• [Excerpt provided]:
The simulation was performed on a personal computer equipped with an Intel(R) Core i7-12700 CPU and MATLAB 2022a environment. The computer has 64 GB of memory and Matpower version 4.01 installed. The simulation code was executed using the CPU.
5.1. Comparison of Estimation Accuracy and Robustness
SE simulation experiments are conducted using both the traditional WLS method and the proposed FRSEM method in two SCADA measurement scenarios with normal data and with bad measurement. The estimation accuracy and robustness are compared. The MAE for each node is shown in
Figure 7, while the MAE and TIA of the system are presented in
Table 4.
As can be seen from the graphs, WLS and FRSEM can obtain stable results in both scenarios, and the accuracy of each node in the same method and scenario is roughly consistent, staying within a relatively small fluctuation range. Under normal measurement conditions, the voltage-magnitude errors for WLS and FRSEM fluctuate around 0.0210 pu and 0.0029 pu respectively, while the voltage-angle errors fluctuate around 0.0942° and 0.0529°. The estimation performance of FRSEM significantly surpasses that of WLS, especially in terms of voltage-magnitude errors, which are almost an order of magnitude smaller than WLS. When introducing bad measurements into the measurements, the voltage-magnitude errors of the system in WLS show significant increases, while the voltage-angle errors exhibit larger fluctuations; but, the overall errors remain nearly unchanged. On the other hand, most nodes in FRSEM maintain unchanged voltage-magnitude errors, with only a few nodes showing minor increases. The voltage-angle errors of each node also experience some increases, but the overall phase-angle error is still much smaller than WLS. Additionally, FRSEM possesses the capability of topology identification, which is not present in conventional WLS. It accurately identifies the system’s topology in both scenarios.
The experiments demonstrate that FRSEM achieves higher estimation accuracy and robustness compared to WLS, confirming the expected results. This is because traditional WLS is essentially a probabilistic estimation model that relies on known measurement-error probability distributions to infer the most probable system-state distribution. The estimation accuracy is limited within a certain range due to fixed measurement-error sizes. Furthermore, when bad measurement disturbs the correct measurement-error distribution, the estimation accuracy decreases significantly. Unlike traditional WLS, the FRSEM proposed in this paper utilizes NNs as its core component. It directly trains the network using the true system states, establishing a stronger correlation between measurement values and true values. Moreover, the inherent filtering of NNs helps reduce the impact of bad measurement, resulting in better performance than traditional WLS in both scenarios.
5.2. Comparison of SE Accuracy under Fused Measurement Data
The estimation accuracy of the fusion of mixed measurements (including μPMU and SCADA) using WLS [
9] and FRSEM in SE is compared. The comparison is conducted for two cases: one with both types of measurements and the other with only μPMU measurements. The results are shown in
Figure 8 and
Table 5. It is noted that there are insufficient observable regions for the eight μPMUs to support estimation using WLS alone, so the results for WLS + μPMU are not included in the experimental results.

• [Written problem]:
Answer these questions from the state-estimation excerpt:
1. How much memory does the simulation computer have?
2. Under normal measurement conditions, around what value do FRSEM's voltage-magnitude errors fluctuate?
3. How many μPMUs have insufficient observable regions to support estimation using WLS alone?
Use only the state-estimation excerpt to answer.

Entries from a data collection
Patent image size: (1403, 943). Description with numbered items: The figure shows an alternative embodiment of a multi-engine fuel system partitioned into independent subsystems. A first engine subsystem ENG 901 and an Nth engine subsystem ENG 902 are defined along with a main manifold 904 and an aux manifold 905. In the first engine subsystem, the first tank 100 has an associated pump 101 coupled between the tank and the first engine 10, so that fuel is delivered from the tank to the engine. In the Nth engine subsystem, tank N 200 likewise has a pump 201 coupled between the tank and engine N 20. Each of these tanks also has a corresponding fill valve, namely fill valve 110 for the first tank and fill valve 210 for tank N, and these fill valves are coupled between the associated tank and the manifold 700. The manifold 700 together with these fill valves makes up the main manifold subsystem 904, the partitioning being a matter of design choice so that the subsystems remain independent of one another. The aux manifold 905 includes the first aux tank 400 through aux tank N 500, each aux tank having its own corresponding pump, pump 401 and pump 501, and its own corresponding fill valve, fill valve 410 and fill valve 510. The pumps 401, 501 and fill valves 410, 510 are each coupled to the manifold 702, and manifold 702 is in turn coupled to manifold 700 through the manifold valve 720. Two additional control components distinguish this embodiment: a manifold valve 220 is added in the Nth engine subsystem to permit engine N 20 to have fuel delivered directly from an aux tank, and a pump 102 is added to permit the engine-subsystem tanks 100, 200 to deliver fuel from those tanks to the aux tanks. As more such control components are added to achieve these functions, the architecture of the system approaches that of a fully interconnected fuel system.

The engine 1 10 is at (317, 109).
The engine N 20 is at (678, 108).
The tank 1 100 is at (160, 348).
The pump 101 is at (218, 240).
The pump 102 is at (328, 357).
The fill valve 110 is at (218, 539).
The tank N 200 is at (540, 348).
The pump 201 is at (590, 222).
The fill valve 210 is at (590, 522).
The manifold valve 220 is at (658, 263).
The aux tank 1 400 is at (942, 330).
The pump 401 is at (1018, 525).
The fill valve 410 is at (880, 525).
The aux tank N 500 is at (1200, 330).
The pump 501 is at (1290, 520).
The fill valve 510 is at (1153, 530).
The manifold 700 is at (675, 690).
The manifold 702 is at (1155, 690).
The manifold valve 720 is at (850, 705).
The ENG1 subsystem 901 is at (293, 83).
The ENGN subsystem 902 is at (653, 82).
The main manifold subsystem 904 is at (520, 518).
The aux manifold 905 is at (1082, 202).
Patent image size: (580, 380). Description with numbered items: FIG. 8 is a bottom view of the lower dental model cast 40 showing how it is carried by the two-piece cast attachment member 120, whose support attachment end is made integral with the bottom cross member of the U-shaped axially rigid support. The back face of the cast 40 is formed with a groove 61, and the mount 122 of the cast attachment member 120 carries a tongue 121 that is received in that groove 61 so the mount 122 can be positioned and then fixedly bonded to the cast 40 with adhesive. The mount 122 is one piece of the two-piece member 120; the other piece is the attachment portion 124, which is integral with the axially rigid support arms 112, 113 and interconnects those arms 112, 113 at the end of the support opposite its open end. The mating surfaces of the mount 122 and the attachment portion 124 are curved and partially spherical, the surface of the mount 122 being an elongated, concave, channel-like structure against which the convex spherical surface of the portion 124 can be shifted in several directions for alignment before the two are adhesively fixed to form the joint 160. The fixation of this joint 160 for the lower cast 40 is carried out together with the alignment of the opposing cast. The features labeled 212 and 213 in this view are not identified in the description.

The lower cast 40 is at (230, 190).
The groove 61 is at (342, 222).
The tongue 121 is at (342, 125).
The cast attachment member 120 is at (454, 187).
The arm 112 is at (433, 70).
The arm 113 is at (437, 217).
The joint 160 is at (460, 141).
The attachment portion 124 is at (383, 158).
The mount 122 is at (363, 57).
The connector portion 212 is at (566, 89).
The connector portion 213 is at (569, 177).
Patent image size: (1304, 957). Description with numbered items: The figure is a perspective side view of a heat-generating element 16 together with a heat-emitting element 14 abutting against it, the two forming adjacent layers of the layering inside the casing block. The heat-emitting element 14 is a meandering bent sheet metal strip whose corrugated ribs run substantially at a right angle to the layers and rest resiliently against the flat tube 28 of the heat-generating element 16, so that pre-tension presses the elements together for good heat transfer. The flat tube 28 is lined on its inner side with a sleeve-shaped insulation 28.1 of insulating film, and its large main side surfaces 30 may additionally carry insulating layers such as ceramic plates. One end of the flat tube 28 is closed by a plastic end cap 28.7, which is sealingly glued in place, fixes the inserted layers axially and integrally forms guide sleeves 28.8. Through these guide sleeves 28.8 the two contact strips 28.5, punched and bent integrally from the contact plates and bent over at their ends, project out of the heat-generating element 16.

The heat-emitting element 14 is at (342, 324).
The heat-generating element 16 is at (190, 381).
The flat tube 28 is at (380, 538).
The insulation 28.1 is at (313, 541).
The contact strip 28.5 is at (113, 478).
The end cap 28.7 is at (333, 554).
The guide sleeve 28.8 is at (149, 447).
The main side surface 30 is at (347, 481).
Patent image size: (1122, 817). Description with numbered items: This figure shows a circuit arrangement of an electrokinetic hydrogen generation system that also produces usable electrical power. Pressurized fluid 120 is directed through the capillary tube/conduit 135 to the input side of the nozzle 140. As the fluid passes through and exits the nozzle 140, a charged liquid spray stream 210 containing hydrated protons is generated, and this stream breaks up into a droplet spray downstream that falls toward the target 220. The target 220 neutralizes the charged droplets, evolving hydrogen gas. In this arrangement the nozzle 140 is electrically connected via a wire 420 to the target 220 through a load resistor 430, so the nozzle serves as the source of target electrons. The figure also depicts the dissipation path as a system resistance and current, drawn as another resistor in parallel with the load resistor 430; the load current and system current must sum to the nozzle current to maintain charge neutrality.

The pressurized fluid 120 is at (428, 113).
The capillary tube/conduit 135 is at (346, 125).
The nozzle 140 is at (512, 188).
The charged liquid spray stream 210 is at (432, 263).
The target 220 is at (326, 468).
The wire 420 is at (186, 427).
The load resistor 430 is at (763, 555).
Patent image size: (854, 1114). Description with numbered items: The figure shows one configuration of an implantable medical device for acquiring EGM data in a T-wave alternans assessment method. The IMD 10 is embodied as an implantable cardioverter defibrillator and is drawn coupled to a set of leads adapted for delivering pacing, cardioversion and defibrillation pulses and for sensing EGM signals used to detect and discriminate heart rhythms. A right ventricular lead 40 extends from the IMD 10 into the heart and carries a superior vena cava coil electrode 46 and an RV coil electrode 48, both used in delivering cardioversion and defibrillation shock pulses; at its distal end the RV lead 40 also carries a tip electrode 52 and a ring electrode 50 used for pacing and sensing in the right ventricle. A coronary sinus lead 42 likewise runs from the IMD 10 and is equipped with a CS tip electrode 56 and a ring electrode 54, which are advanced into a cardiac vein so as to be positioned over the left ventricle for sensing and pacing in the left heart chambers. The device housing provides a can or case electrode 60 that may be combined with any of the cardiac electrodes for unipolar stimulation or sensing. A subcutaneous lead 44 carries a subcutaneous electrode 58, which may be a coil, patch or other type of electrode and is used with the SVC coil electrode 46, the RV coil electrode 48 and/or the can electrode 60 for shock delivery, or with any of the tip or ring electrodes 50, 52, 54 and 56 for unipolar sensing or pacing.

• [Result]:
1. 64 GB
2. 0.0029 pu
3. Eight